Exercise objective:
Scan each line of the records for the word "Solids" and extract the ones that have it.

Source data
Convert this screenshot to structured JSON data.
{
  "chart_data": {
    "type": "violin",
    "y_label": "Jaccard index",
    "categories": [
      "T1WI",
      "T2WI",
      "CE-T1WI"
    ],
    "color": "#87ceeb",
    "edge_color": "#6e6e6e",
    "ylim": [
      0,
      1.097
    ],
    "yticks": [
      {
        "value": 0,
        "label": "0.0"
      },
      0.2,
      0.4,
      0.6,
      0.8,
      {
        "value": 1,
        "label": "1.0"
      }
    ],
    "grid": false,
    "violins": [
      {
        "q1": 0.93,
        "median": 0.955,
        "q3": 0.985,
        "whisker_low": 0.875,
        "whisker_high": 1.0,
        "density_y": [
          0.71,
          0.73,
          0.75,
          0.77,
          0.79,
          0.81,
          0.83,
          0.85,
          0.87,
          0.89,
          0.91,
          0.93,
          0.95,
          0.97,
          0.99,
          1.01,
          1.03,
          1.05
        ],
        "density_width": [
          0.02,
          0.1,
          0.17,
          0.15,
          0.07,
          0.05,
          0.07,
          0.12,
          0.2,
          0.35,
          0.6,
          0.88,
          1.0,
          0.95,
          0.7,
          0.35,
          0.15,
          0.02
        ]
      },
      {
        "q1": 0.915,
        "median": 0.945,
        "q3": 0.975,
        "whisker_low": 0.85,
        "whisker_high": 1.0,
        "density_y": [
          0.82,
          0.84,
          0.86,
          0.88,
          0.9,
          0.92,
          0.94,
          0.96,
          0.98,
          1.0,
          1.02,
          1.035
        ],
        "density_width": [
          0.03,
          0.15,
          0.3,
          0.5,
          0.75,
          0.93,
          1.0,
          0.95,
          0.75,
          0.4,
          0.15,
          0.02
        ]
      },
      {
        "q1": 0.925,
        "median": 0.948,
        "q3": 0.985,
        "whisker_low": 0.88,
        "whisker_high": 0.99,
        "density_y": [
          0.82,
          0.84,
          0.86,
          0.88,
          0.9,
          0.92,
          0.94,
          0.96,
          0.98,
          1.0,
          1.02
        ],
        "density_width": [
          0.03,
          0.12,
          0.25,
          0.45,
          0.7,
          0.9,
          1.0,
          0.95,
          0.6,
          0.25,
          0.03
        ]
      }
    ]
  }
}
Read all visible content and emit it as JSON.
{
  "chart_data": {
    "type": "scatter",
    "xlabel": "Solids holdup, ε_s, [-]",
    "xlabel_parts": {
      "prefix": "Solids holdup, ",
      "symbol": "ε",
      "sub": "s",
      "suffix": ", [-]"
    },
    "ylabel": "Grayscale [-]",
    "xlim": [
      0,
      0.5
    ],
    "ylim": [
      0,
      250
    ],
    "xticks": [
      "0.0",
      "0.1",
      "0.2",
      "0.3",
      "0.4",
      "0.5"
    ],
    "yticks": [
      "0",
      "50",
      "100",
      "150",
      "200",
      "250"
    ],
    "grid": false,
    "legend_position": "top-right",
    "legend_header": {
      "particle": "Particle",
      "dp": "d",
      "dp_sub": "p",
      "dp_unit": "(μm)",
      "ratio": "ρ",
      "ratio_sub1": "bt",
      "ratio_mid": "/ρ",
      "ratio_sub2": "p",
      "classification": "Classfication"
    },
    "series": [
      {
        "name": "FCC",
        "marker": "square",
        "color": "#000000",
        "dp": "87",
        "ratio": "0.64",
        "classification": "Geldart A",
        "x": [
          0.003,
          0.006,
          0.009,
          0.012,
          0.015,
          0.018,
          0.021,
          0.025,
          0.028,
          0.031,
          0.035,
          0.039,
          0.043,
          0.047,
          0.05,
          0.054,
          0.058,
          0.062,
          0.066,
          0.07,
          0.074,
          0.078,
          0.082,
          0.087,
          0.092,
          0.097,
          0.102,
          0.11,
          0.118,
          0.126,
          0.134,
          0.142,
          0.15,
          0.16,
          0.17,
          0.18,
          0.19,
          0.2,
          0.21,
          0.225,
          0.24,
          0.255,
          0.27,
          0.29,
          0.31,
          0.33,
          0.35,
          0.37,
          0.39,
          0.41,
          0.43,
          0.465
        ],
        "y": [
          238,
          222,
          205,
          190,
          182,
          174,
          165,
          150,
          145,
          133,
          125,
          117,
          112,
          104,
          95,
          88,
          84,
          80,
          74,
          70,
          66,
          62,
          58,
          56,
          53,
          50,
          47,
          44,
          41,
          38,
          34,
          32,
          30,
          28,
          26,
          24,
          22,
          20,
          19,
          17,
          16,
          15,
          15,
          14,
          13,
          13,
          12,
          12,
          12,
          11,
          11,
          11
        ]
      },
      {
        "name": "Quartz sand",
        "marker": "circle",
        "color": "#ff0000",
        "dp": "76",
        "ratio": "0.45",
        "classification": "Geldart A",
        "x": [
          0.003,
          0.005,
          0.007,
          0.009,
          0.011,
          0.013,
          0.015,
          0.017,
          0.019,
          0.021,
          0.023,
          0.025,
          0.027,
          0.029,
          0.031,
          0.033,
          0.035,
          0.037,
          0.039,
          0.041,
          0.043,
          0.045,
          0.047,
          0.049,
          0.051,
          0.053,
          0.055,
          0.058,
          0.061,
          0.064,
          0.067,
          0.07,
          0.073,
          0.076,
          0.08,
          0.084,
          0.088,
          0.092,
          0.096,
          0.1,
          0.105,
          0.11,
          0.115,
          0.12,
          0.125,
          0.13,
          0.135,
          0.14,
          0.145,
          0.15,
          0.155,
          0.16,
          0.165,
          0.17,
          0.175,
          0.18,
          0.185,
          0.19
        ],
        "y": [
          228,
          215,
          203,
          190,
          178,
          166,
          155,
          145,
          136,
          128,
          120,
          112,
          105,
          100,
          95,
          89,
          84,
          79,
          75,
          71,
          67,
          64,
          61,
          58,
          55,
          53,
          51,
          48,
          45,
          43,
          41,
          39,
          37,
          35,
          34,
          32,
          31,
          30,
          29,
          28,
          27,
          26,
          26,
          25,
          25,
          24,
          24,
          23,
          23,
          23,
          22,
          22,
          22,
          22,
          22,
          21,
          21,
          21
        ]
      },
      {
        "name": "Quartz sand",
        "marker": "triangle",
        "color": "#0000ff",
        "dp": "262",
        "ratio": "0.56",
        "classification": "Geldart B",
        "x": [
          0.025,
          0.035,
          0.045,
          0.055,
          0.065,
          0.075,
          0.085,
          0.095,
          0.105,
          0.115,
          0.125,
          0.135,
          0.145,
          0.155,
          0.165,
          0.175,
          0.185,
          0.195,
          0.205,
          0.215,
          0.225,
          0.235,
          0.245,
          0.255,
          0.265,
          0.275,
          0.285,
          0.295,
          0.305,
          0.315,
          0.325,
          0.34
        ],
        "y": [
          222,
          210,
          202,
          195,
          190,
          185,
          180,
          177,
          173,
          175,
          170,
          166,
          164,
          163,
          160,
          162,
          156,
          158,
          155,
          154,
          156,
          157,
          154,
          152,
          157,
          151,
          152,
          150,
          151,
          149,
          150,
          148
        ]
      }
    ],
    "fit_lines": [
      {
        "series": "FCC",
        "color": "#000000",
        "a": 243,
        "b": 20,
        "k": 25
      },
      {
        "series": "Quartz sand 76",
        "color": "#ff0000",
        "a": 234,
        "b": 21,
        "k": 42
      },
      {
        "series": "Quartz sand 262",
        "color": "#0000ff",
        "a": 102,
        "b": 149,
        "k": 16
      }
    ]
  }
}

Output below:
    "xlabel": "Solids holdup, ε_s, [-]",
      "prefix": "Solids holdup, ",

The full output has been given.